(WRITTEN REQUEST) Below are some records; work out how many of their lines contain "fill" and give the number only.

[begin SUPPLIED DATA]

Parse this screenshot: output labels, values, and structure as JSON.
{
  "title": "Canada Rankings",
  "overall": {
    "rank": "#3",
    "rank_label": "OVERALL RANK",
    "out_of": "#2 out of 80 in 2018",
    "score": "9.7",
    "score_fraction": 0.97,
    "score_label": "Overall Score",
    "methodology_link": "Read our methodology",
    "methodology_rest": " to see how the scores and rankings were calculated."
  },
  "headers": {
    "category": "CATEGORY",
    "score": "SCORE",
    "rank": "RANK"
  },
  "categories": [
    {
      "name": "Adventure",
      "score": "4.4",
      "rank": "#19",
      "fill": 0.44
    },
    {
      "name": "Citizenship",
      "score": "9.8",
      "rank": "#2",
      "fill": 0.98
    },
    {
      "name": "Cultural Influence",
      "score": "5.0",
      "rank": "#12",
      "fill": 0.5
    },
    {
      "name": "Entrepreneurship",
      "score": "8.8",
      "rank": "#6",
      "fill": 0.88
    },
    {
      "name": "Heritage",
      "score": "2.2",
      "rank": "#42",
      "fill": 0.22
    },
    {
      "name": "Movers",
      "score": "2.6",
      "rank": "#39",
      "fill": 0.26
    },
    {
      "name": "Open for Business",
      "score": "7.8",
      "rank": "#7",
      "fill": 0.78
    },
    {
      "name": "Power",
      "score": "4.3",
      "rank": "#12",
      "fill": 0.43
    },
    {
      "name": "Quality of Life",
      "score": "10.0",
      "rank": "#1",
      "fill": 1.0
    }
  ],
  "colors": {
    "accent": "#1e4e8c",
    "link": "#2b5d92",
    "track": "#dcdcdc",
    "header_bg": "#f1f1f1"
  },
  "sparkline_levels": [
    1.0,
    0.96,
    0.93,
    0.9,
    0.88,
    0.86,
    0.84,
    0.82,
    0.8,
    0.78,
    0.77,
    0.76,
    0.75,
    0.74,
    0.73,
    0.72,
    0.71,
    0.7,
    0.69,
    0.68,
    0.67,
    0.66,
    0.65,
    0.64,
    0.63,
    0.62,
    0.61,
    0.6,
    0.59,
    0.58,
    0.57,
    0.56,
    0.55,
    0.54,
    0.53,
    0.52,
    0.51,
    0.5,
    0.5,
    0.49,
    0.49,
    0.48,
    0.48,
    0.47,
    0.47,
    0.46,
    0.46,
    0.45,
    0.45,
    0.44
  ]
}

[end SUPPLIED DATA]

(FULL RESPONSE) 9